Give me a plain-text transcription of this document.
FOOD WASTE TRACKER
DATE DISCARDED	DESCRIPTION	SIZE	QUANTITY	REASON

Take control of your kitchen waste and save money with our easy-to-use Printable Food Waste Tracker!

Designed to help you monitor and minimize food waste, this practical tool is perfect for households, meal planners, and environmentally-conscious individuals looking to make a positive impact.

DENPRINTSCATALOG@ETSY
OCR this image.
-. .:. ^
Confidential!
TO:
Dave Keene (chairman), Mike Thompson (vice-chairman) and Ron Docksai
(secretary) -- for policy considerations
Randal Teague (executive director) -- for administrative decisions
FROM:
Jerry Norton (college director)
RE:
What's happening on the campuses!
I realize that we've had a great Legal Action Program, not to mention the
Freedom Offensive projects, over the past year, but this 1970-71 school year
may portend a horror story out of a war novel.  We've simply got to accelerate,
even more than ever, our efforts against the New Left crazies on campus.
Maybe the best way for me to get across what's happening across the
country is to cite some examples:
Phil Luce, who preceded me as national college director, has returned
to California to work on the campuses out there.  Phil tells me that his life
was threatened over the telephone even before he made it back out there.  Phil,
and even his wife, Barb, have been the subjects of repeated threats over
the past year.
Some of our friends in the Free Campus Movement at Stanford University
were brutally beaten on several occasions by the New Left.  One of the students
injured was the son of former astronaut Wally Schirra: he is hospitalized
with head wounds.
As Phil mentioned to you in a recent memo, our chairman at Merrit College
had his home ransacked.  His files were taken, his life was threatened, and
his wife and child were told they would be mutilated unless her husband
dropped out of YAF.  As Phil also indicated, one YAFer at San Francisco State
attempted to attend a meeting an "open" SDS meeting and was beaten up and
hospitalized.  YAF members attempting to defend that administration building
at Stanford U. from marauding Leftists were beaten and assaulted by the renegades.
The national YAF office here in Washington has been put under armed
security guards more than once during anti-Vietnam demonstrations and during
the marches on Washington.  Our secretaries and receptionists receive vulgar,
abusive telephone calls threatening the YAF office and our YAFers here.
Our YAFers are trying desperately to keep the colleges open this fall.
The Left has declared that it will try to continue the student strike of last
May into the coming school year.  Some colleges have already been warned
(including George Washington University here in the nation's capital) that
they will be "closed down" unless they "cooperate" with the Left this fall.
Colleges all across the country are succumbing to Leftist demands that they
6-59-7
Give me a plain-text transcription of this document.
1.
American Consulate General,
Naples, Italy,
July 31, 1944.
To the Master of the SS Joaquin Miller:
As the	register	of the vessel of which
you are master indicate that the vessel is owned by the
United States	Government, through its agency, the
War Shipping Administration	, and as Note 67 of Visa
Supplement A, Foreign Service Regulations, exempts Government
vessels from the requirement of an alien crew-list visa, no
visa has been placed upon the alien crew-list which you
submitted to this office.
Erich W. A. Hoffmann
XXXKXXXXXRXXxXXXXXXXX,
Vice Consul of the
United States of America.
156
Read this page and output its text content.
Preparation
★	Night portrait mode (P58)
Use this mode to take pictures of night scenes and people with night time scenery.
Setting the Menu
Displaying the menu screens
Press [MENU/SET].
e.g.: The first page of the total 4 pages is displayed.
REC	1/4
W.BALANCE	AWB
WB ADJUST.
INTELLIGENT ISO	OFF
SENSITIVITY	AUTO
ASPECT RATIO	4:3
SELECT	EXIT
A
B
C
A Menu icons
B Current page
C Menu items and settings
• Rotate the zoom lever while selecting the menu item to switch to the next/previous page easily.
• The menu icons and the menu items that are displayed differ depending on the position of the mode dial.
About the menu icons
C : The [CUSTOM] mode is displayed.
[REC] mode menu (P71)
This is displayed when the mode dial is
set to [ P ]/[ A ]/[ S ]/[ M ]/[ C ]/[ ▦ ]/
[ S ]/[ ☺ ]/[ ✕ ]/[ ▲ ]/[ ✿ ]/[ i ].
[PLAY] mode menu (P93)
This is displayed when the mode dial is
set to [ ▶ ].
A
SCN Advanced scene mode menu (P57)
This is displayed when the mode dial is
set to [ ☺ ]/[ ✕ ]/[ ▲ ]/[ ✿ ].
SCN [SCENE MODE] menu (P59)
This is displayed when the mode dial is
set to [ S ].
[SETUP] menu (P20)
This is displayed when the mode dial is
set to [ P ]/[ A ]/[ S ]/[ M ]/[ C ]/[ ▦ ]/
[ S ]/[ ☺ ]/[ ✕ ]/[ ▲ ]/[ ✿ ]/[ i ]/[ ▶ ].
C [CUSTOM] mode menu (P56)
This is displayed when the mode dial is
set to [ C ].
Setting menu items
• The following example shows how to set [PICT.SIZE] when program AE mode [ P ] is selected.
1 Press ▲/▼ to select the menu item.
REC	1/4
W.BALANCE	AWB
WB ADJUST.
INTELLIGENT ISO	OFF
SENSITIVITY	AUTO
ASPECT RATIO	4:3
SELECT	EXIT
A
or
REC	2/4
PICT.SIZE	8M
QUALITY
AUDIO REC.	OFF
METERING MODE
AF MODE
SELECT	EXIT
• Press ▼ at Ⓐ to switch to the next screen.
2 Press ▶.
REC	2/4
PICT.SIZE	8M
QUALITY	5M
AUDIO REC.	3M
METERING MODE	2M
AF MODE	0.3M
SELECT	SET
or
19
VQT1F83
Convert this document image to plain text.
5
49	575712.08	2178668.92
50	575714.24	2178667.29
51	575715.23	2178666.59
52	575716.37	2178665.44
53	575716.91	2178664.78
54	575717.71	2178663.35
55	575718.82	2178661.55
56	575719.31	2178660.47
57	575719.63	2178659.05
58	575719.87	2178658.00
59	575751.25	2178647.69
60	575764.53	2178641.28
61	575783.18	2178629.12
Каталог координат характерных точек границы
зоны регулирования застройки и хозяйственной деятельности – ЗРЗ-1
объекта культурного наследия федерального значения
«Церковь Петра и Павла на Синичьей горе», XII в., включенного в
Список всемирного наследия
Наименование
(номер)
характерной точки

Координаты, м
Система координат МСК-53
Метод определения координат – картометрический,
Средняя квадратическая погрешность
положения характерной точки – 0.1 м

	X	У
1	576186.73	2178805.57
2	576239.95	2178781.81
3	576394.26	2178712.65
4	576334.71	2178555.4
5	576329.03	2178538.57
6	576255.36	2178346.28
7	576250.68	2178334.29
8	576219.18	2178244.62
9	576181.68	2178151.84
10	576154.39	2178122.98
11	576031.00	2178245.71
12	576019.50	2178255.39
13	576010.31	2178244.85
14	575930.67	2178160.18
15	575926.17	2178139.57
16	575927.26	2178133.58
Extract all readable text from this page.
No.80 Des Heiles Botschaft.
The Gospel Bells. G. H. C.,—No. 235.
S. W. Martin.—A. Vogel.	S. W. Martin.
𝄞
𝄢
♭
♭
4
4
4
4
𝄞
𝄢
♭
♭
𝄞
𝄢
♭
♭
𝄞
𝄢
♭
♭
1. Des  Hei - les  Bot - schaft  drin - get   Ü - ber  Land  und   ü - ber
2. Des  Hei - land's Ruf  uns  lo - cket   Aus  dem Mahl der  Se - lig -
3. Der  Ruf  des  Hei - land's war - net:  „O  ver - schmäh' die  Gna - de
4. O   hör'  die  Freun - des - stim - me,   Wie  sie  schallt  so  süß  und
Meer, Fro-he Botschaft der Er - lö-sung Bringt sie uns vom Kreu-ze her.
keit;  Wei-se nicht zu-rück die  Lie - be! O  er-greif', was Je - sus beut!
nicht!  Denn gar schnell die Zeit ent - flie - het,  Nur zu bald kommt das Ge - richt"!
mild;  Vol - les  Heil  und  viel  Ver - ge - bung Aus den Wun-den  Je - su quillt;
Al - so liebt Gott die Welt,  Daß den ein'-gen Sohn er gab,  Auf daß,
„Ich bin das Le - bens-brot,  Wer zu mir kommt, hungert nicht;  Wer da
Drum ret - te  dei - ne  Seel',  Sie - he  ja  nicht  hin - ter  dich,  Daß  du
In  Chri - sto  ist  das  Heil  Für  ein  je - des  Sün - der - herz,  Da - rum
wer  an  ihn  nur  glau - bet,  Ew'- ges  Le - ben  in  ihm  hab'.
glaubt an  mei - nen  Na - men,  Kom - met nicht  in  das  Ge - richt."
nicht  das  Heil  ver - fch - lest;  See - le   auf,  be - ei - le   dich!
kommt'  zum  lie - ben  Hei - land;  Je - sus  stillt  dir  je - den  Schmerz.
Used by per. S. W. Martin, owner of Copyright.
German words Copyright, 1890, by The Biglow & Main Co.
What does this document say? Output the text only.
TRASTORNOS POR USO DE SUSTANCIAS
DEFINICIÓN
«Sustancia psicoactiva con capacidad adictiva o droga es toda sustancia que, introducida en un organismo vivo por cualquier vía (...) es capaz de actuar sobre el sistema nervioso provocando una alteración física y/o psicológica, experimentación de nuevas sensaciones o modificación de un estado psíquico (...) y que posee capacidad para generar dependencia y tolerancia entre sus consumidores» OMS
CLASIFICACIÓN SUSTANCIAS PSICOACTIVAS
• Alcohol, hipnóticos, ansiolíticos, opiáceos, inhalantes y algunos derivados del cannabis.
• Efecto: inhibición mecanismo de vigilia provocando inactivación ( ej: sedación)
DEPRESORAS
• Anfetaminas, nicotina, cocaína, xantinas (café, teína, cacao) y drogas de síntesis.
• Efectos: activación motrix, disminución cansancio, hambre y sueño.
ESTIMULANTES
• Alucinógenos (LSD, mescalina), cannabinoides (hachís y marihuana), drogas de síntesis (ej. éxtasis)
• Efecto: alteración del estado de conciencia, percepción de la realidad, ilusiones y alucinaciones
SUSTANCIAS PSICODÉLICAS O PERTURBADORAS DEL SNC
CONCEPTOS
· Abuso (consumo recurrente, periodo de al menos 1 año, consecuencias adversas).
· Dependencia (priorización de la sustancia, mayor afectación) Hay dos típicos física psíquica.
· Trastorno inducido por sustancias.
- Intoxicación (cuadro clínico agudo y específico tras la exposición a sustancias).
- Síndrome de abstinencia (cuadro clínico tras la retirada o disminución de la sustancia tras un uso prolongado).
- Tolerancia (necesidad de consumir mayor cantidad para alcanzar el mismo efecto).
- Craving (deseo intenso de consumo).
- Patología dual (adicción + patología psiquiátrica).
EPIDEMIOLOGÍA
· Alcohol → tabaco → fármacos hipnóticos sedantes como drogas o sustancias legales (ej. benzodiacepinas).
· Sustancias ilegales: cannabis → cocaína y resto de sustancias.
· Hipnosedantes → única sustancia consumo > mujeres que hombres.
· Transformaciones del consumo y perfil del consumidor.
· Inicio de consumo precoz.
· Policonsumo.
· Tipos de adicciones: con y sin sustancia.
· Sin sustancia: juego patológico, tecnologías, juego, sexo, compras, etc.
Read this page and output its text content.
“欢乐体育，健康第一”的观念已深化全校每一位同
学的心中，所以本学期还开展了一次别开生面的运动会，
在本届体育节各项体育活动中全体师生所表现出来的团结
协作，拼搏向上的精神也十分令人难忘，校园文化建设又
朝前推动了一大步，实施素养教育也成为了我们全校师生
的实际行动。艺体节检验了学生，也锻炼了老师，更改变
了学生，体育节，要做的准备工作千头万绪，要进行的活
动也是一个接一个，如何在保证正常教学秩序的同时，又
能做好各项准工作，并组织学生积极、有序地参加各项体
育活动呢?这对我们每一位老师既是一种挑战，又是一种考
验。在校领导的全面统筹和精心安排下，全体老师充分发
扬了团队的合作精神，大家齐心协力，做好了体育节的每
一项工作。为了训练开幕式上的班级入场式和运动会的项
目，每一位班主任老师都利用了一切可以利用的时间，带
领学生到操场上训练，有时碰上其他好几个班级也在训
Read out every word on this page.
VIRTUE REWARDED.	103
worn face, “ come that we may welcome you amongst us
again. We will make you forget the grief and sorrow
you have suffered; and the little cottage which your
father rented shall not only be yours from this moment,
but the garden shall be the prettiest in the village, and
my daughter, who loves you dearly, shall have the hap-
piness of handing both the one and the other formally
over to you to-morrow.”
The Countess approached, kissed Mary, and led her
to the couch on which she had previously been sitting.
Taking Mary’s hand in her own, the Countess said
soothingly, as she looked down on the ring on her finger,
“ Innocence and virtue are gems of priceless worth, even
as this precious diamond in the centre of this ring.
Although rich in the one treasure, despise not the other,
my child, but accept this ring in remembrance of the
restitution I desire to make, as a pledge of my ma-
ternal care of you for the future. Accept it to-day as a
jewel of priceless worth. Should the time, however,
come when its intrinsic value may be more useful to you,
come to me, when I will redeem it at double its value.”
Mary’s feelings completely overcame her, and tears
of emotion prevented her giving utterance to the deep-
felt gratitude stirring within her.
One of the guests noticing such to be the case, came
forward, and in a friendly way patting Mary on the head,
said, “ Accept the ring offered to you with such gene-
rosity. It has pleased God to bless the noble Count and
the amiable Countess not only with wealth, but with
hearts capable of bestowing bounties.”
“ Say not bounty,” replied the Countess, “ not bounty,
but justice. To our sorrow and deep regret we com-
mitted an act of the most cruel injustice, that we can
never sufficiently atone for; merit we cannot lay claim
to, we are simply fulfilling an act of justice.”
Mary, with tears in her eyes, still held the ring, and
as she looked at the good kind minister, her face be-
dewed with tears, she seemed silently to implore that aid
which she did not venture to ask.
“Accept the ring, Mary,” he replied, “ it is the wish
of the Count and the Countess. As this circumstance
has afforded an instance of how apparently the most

....

* **What the exercise asks**: Search the listing for the word "time". Copy every line in which it occurs.

* **Task result**:
Use this mode to take pictures of night scenes and people with night time scenery.
jewel of priceless worth. Should the time, however,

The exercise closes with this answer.